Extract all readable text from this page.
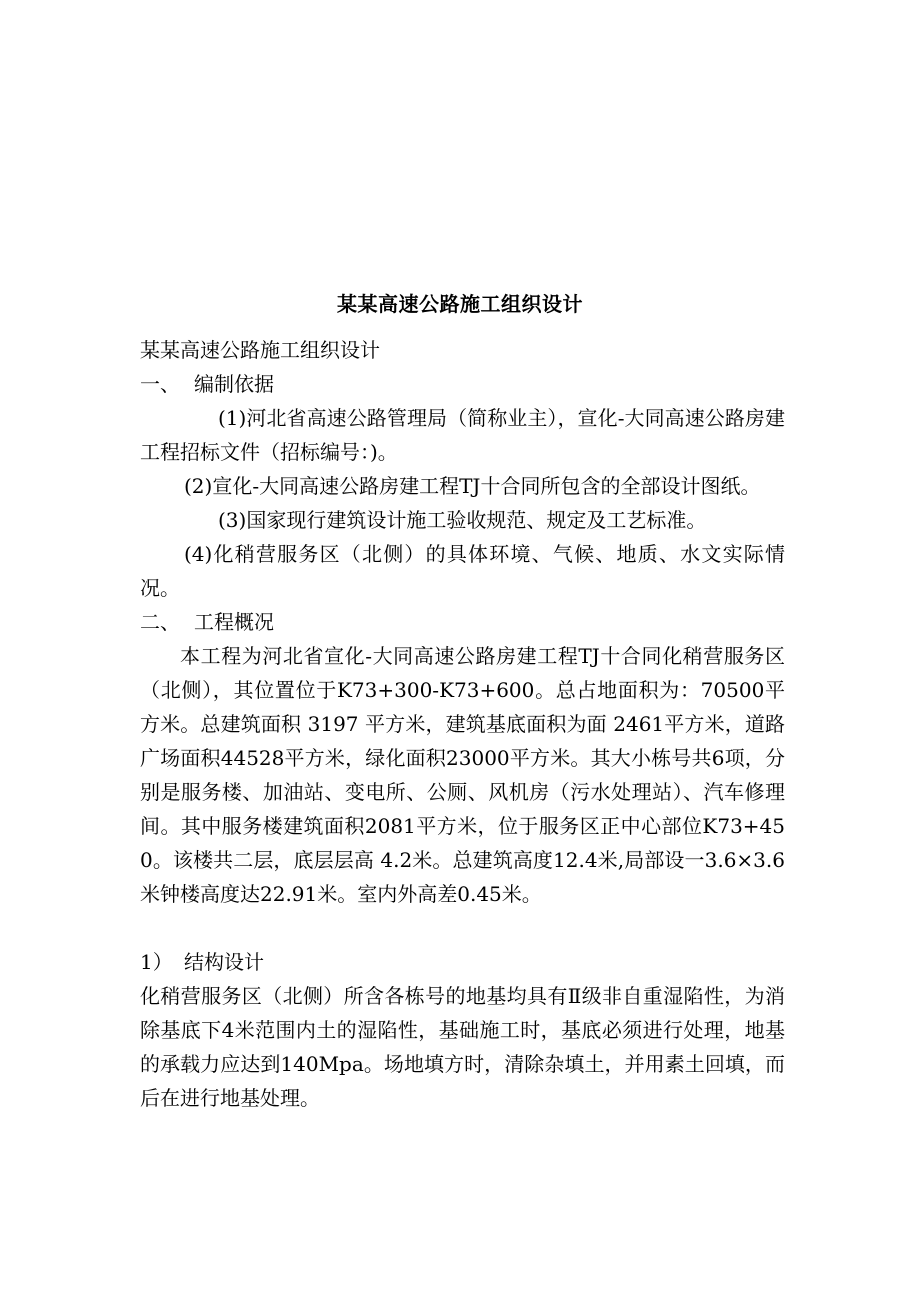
某某高速公路施工组织设计

某某高速公路施工组织设计

一、 编制依据

(1)河北省高速公路管理局（简称业主），宣化-大同高速公路房建工程招标文件（招标编号：)。

(2)宣化-大同高速公路房建工程TJ十合同所包含的全部设计图纸。

(3)国家现行建筑设计施工验收规范、规定及工艺标准。

(4)化稍营服务区（北侧）的具体环境、气候、地质、水文实际情况。

二、 工程概况

本工程为河北省宣化-大同高速公路房建工程TJ十合同化稍营服务区（北侧），其位置位于K73+300-K73+600。总占地面积为：70500平方米。总建筑面积 3197 平方米，建筑基底面积为面 2461平方米，道路广场面积44528平方米，绿化面积23000平方米。其大小栋号共6项，分别是服务楼、加油站、变电所、公厕、风机房（污水处理站）、汽车修理间。其中服务楼建筑面积2081平方米，位于服务区正中心部位K73+450。该楼共二层，底层层高 4.2米。总建筑高度12.4米,局部设一3.6×3.6米钟楼高度达22.91米。室内外高差0.45米。

1） 结构设计

化稍营服务区（北侧）所含各栋号的地基均具有Ⅱ级非自重湿陷性，为消除基底下4米范围内土的湿陷性，基础施工时，基底必须进行处理，地基的承载力应达到140Mpa。场地填方时，清除杂填土，并用素土回填，而后在进行地基处理。
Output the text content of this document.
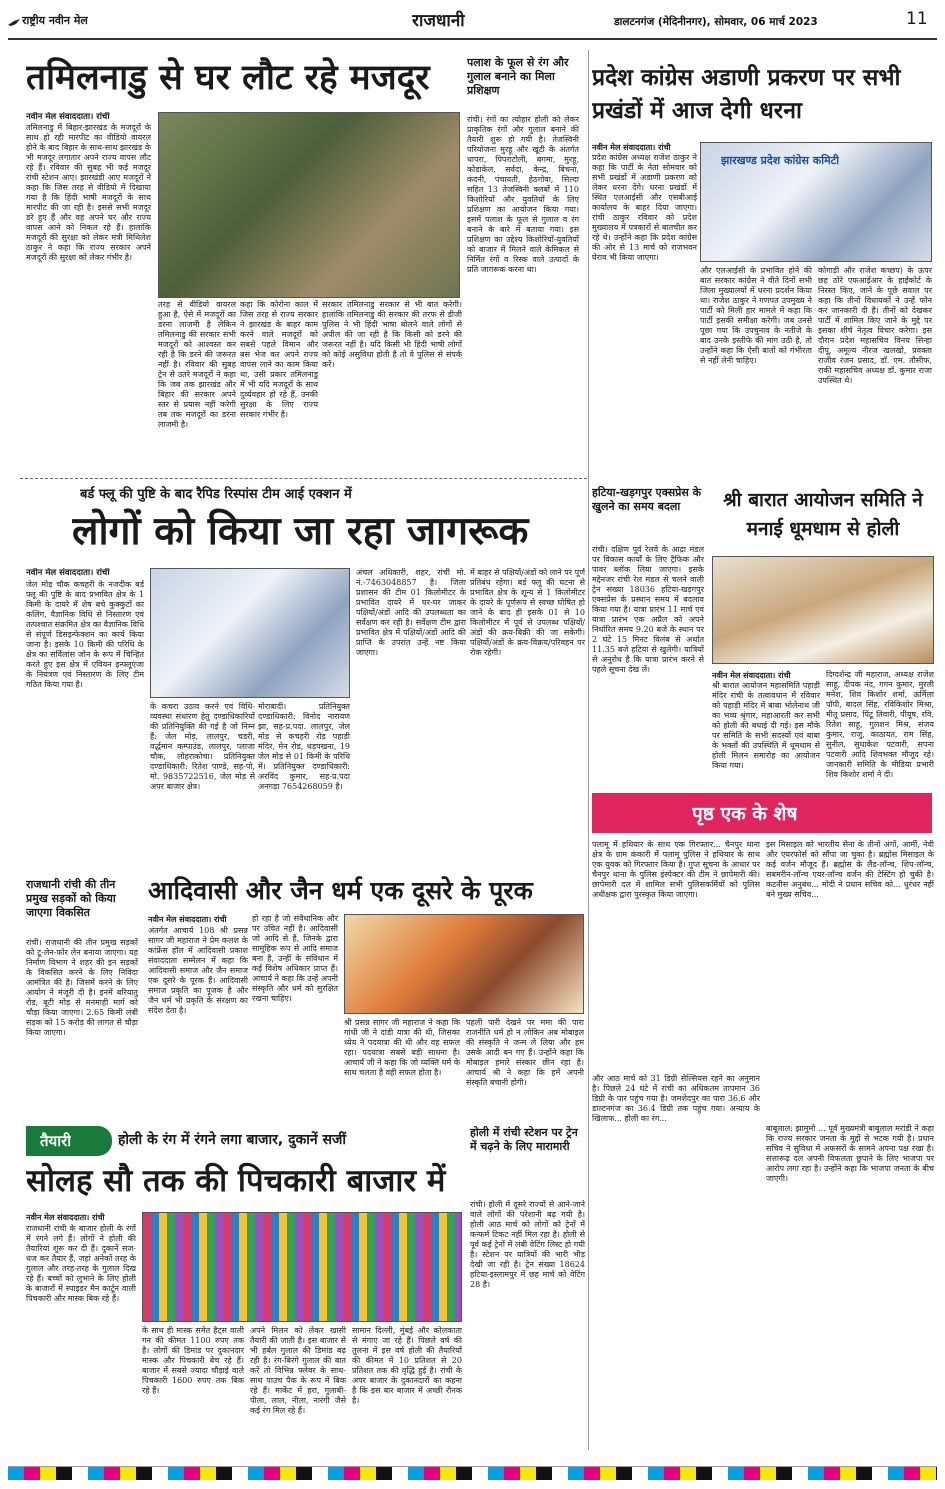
राष्ट्रीय नवीन मेल	राजधानी	डालटनगंज (मेदिनीनगर), सोमवार, 06 मार्च 2023	11
तमिलनाडु से घर लौट रहे मजदूर
नवीन मेल संवाददाता। रांची
तमिलनाडु में बिहार-झारखंड के मजदूरों के साथ हो रही मारपीट का वीडियो वायरल होने के बाद बिहार के साथ-साथ झारखंड के भी मजदूर लगातार अपने राज्य वापस लौट रहे हैं। रविवार की सुबह भी कई मजदूर रांची स्टेशन आए। झारखंडी आए मजदूरों ने कहा कि जिस तरह से वीडियो में दिखाया गया है कि हिंदी भाषी मजदूरों के साथ मारपीट की जा रही है। इससे सभी मजदूर डरे हुए हैं और वह अपने घर और राज्य वापस आने को निकल रहे हैं। हालांकि मजदूरों की सुरक्षा को लेकर मंत्री मिथिलेश ठाकुर ने कहा कि राज्य सरकार अपने मजदूरों की सुरक्षा को लेकर गंभीर है।
तरह से वीडियो वायरल हुआ है, ऐसे में मजदूरों का डरना लाजमी है लेकिन तमिलनाडु की सरकार सभी मजदूरों को आश्वस्त कर रही है कि डरने की जरूरत नहीं है। रविवार की सुबह ट्रेन से उतरे मजदूरों ने कहा कि जब तक झारखंड और बिहार की सरकार अपने स्तर से प्रयास नहीं करेगी तब तक मजदूरों का डरना लाजमी है।
कहा कि कोरोना काल में जिस तरह से राज्य सरकार ने झारखंड के बाहर काम करने वाले मजदूरों को सबसे पहले विमान और बस भेज कर अपने राज्य वापस लाने का काम किया था, उसी प्रकार तमिलनाडु में भी यदि मजदूरों के साथ दुर्व्यवहार हो रहे हैं, उनकी सुरक्षा के लिए राज्य सरकार गंभीर है।
सरकार तमिलनाडु सरकार से भी बात करेगी। हालांकि तमिलनाडु की सरकार की तरफ से डीजी पुलिस ने भी हिंदी भाषा बोलने वाले लोगों से अपील की जा रही है कि किसी को डरने की जरूरत नहीं है। यदि किसी भी हिंदी भाषी लोगों को कोई असुविधा होती है तो वे पुलिस से संपर्क करें।
पलाश के फूल से रंग और गुलाल बनाने का मिला प्रशिक्षण
रांची। रंगों का त्योहार होली को लेकर प्राकृतिक रंगों और गुलाल बनाने की तैयारी शुरू हो गयी है। तेजस्विनी परियोजना मुरहू और खूंटी के अंतर्गत धापरा, पिपराटोली, बगमा, मुरहू, कोडाकेल, सर्वदा, केन्द्र, बिचना, कंदनी, पंचायती, हेठगोवा, सिल्दा सहित 13 तेजस्विनी क्लबों में 110 किशोरियों और युवतियों के लिए प्रशिक्षण का आयोजन किया गया। इसमें पलाश के फूल से गुलाल व रंग बनाने के बारे में बताया गया। इस प्रशिक्षण का उद्देश्य किशोरियों-युवतियों को बाजार में मिलने वाले केमिकल से निर्मित रंगों व रिस्क वाले उत्पादों के प्रति जागरूक करना था।
प्रदेश कांग्रेस अडाणी प्रकरण पर सभी प्रखंडों में आज देगी धरना
नवीन मेल संवाददाता। रांची
प्रदेश कांग्रेस अध्यक्ष राजेश ठाकुर ने कहा कि पार्टी के नेता सोमवार को सभी प्रखंडों में अडाणी प्रकरण को लेकर धरना देंगे। धरना प्रखंडों में स्थित एलआईसी और एसबीआई कार्यालय के बाहर दिया जाएगा। रांची ठाकुर रविवार को प्रदेश मुख्यालय में पत्रकारों से बातचीत कर रहे थे। उन्होंने कहा कि प्रदेश कांग्रेस की ओर से 13 मार्च को राजभवन घेराव भी किया जाएगा।
झारखण्ड प्रदेश कांग्रेस कमिटी
और एलआईसी के प्रभावित होने की बात सरकार कांग्रेस ने वीते दिनों सभी जिला मुख्यालयों में धरना प्रदर्शन किया था। राजेश ठाकुर ने गणपत उपमुख्य ने पार्टी को मिली हार मामले में कहा कि पार्टी इसकी समीक्षा करेगी। जब उनसे पूछा गया कि उपचुनाव के नतीजे के बाद उनके इस्तीफे की मांग उठी है, तो उन्होंने कहा कि ऐसी बातों को गंभीरता से नहीं लेनी चाहिए।
कोगाड़ी और राजेश कच्छप) के ऊपर छह ठोरे एफआईआर के हाईकोर्ट के निरस्त किए, जाने के पूछे सवाल पर कहा कि तीनों विधायकों ने उन्हें फोन कर जानकारी दी है। तीनों को देखकर पार्टी में शामिल किए जाने के मुद्दे पर इसका शीर्ष नेतृत्व विचार करेगा। इस दौरान प्रदेश महासचिव विनय सिन्हा दीपू, अमूल्य नीरज खलखो, प्रवक्ता राजीव रंजन प्रसाद, डॉ. एम. तौसीफ, राकी महासचिव अध्यक्ष डॉ. कुमार राजा उपस्थित थे।
बर्ड फ्लू की पुष्टि के बाद रैपिड रिस्पांस टीम आई एक्शन में
लोगों को किया जा रहा जागरूक
नवीन मेल संवाददाता। रांची
जेल मोड़ चौक कचहरी के नजदीक बर्ड फ्लू की पुष्टि के बाद प्रभावित क्षेत्र के 1 किमी के दायरे में शेष बचे कुक्कुटों का कलिंग, वैज्ञानिक विधि से निस्तारण एवं तत्पश्चात संक्रमित क्षेत्र का वैज्ञानिक विधि से संपूर्ण डिसइन्फेक्शन का कार्य किया जाना है। इसके 10 किमी की परिधि के क्षेत्र का सर्विलांस जोन के रूप में चिन्हित करते हुए इस क्षेत्र में एवियन इन्फ्लूएंजा के नियंत्रण एवं निस्तारण के लिए टीम गठित किया गया है।
के कचरा उठाव करने एवं विधि-व्यवस्था संधारण हेतु दण्डाधिकारियों की प्रतिनियुक्ति की गई है जो निम्न हैं: जेल मोड़, लालपुर, चडरी, वर्द्धमान कम्पाउंड, लालपुर, प्लाजा चौक, लोहराकोचा। प्रतिनियुक्त दण्डाधिकारी: रितेश पाण्डे, सह-पो, मो. 9835722516, जेल मोड़ से अपर बाजार क्षेत्र।
मोराबादी। प्रतिनियुक्त दण्डाधिकारी: विनोद नारायण झा, सह-प्र.पदा. लालपुर, जेल मोड़ से कचहरी रोड पहाड़ी मंदिर, मेन रोड, थड़पखना, 19 जेल मोड़ से 01 किमी के परिधि में। प्रतिनियुक्त दण्डाधिकारी: अरविंद कुमार, सह-प्र.पदा अनगड़ा 7654268059 है।
अंचल अधिकारी, शहर, रांची मो. नं.-7463048857 है। जिला प्रशासन की टीम 01 किलोमीटर के प्रभावित दायरे में घर-घर जाकर पक्षियों/अंडों आदि की उपलब्धता का सर्वेक्षण कर रही है। सर्वेक्षण टीम द्वारा प्रभावित क्षेत्र में पक्षियों/अंडों आदि की प्राप्ति के उपरांत उन्हें नष्ट किया जाएगा।
में बाहर से पक्षियों/अंडों को लाने पर पूर्ण प्रतिबंध रहेगा। बर्ड फ्लू की घटना से प्रभावित क्षेत्र के शून्य से 1 किलोमीटर के दायरे के पूर्णरूप से स्वच्छ घोषित हो जाने के बाद ही इसके 01 से 10 किलोमीटर में पूर्व से उपलब्ध पक्षियों/अंडों की क्रय-बिक्री की जा सकेगी। पक्षियों/अंडों के क्रय-विक्रय/परिवहन पर रोक रहेगी।
हटिया-खड़गपुर एक्सप्रेस के खुलने का समय बदला
रांची। दक्षिण पूर्व रेलवे के आद्रा मंडल पर विकास कार्यों के लिए ट्रैफिक और पावर ब्लॉक लिया जाएगा। इसके मद्देनजर रांची रेल मंडल से चलने वाली ट्रेन संख्या 18036 हटिया-खड़गपुर एक्सप्रेस के प्रस्थान समय में बदलाव किया गया है। यात्रा प्रारंभ 11 मार्च एवं यात्रा प्रारंभ एक अप्रैल को अपने निर्धारित समय 9.20 बजे के स्थान पर 2 घंटे 15 मिनट विलंब से अर्थात 11.35 बजे हटिया से खुलेगी। यात्रियों से अनुरोध है कि यात्रा प्रारंभ करने से पहले सूचना देख लें।
श्री बारात आयोजन समिति ने मनाई धूमधाम से होली
नवीन मेल संवाददाता। रांची
श्री बारात आयोजन महासमिति पहाड़ी मंदिर रांची के तत्वावधान में रविवार को पहाड़ी मंदिर में बाबा भोलेनाथ जी का भव्य श्रृंगार, महाआरती कर सभी को होली की बधाई दी गई। इस मौके पर समिति के सभी सदस्यों एवं बाबा के भक्तों की उपस्थिति में धूमधाम से होली मिलन समारोह का आयोजन किया गया।
दिग्दर्शन्द्र जी महाराज, अध्यक्ष राजेश साहू, दीपक नंद, गगन कुमार, मुरली मनेश, शिव किशोर शर्मा, ऊर्मिला पॉपी, बादल सिंह, रविकिशोर मिश्रा, मीतू प्रसाद, पिंटू तिवारी, पीयूष, रवि, रितेश साहू, गुलशन मिश्र, संजय कुमार, राजु, काठायत, राम सिंह, सुनील, सुधाकेश पटवारी, सपना पटवारी आदि शिवभक्त मौजूद रहे। जानकारी समिति के मीडिया प्रभारी शिव किशोर शर्मा ने दी।
राजधानी रांची की तीन प्रमुख सड़कों को किया जाएगा विकसित
रांची। राजधानी की तीन प्रमुख सड़कों को टू-लेन-फोर लेन बनाया जाएगा। यह निर्माण विभाग ने शहर की इन सड़कों के विकसित करने के लिए निविदा आमंत्रित की है। जिसमें करने के लिए आयोग ने मंजूरी दी है। इनमें बरियातु रोड, बूटी मोड़ से मनमाही मार्ग को चौड़ा किया जाएगा। 2.65 किमी लंबी सड़क को 15 करोड़ की लागत से चौड़ा किया जाएगा।
आदिवासी और जैन धर्म एक दूसरे के पूरक
नवीन मेल संवाददाता। रांची
अंतर्गत आचार्य 108 श्री प्रसन्न सागर जी महाराज ने प्रेम कलश के कांफ्रेंस हॉल में आदिवासी प्रकाश संवाददाता सम्मेलन में कहा कि आदिवासी समाज और जैन समाज एक दूसरे के पूरक हैं। आदिवासी समाज प्रकृति का पूजक है और जैन धर्म भी प्रकृति के संरक्षण का संदेश देता है।
हो रहा है जो संवैधानिक और पर उचित नहीं है। आदिवासी जो आदि से हैं, जिनके द्वारा सामूहिक रूप से आदि समाज बना है, उन्हीं के संविधान में कई विशेष अधिकार प्राप्त हैं। आचार्य ने कहा कि उन्हें अपनी संस्कृति और धर्म को सुरक्षित रखना चाहिए।
श्री प्रसन्न सागर जी महाराज ने कहा कि गांधी जी ने दांडी यात्रा की थी, जिसका ध्येय ने पदयात्रा की थी और वह सफल रहा। पदयात्रा सबसे बड़ी साधना है। आचार्य जी ने कहा कि जो व्यक्ति धर्म के साथ चलता है वही सफल होता है।
पहली पारी देखने पर ममा की पारा राजनीति धर्म हो न लोकिन अब मोबाइल की संस्कृति ने जन्म ले लिया और हम उसके आदी बन गए हैं। उन्होंने कहा कि मोबाइल हमारे संस्कार छीन रहा है। आचार्य श्री ने कहा कि हमें अपनी संस्कृति बचानी होगी।
पृष्ठ एक के शेष
पलामू में हथियार के साथ एक गिरफ्तार... चैनपुर थाना क्षेत्र के ग्राम कंकारी में पलामू पुलिस ने हथियार के साथ एक युवक को गिरफ्तार किया है। गुप्त सूचना के आधार पर चैनपुर थाना के पुलिस इंस्पेक्टर की टीम ने छापेमारी की। छापेमारी दल में शामिल सभी पुलिसकर्मियों को पुलिस अधीक्षक द्वारा पुरस्कृत किया जाएगा।
और आठ मार्च को 31 डिग्री सेल्सियस रहने का अनुमान है। पिछले 24 घंटे में रांची का अधिकतम तापमान 36 डिग्री के पार पहुंच गया है। जमशेदपुर का पारा 36.6 और डाल्टनगंज का 36.4 डिग्री तक पहुंच गया। अन्याय के खिलाफ... होली का रंग...
इस मिसाइल को भारतीय सेना के तीनों अंगों, आर्मी, नेवी और एयरफोर्स को सौंपा जा चुका है। ब्रह्मोस मिसाइल के कई वर्जन मौजूद हैं। ब्रह्मोस के लैंड-लॉन्च, शिप-लॉन्च, सबमरीन-लॉन्च एयर-लॉन्च वर्जन की टेस्टिंग हो चुकी है। कटनीस अनुबंध... मोदी ने प्रधान सचिव को... धुरंधर नहीं बने मुख्य सचिव...
बाबूलाल: झामुमो ... पूर्व मुख्यमंत्री बाबूलाल मरांडी ने कहा कि राज्य सरकार जनता के मुद्दों से भटक गयी है। प्रधान सचिव ने सुविधा में अफसरों के सामने अपना पक्ष रखा है। सत्तारूढ़ दल अपनी विफलता छुपाने के लिए भाजपा पर आरोप लगा रहा है। उन्होंने कहा कि भाजपा जनता के बीच जाएगी।
तैयारी	होली के रंग में रंगने लगा बाजार, दुकानें सजीं
सोलह सौ तक की पिचकारी बाजार में
नवीन मेल संवाददाता। रांची
राजधानी रांची के बाजार होली के रंगों में रंगने लगे हैं। लोगों ने होली की तैयारियां शुरू कर दी हैं। दुकानें सज-धज कर तैयार हैं, जहां अनेकों तरह के गुलाल और तरह-तरह के गुलाल दिख रहे हैं। बच्चों को लुभाने के लिए होली के बाजारों में स्पाइडर मैन कार्टून वाली पिचकारी और मास्क बिक रहे हैं।
के साथ ही मास्क समेत हैट्स वाली गन की कीमत 1100 रुपए तक है। लोगों की डिमांड पर दुकानदार मास्क और पिचकारी बेच रहे हैं। बाजार में सबसे ज्यादा चौड़ाई वाले पिचकारी 1600 रुपए तक बिक रहे हैं।
अपने मिलन को लेकर खासी तैयारी की जाती है। इस बाजार से भी हर्बल गुलाल की डिमांड बढ़ रही है। रंग-बिरंगे गुलाल की बात करें तो विभिन्न फ्लेवर के साथ-साथ पाउच पैक के रूप में बिक रहे हैं। मार्केट में हरा, गुलाबी-पीला, लाल, नीला, नारंगी जैसे कई रंग मिल रहे हैं।
सामान दिल्ली, मुंबई और कोलकाता से मंगाए जा रहे हैं। पिछले वर्ष की तुलना में इस वर्ष होली की तैयारियों की कीमत में 10 प्रतिशत से 20 प्रतिशत तक की वृद्धि हुई है। रांची के अपर बाजार के दुकानदारों का कहना है कि इस बार बाजार में अच्छी रौनक है।
होली में रांची स्टेशन पर ट्रेन में चढ़ने के लिए मारामारी
रांची। होली में दूसरे राज्यों से आने-जाने वाले लोगों की परेशानी बढ़ गयी है। होली आठ मार्च को लोगों को ट्रेनों में कन्फर्म टिकट नहीं मिल रहा है। होली से पूर्व कई ट्रेनों में लंबी वेटिंग लिस्ट हो गयी है। स्टेशन पर यात्रियों की भारी भीड़ देखी जा रही है। ट्रेन संख्या 18624 हटिया-इस्लामपुर में छह मार्च को वेटिंग 28 है।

=====

■ **Directions**: From the listing above, pick out every line containing "this".

■ **Exercise output**:
Extract all readable text from this page.
Output the text content of this document.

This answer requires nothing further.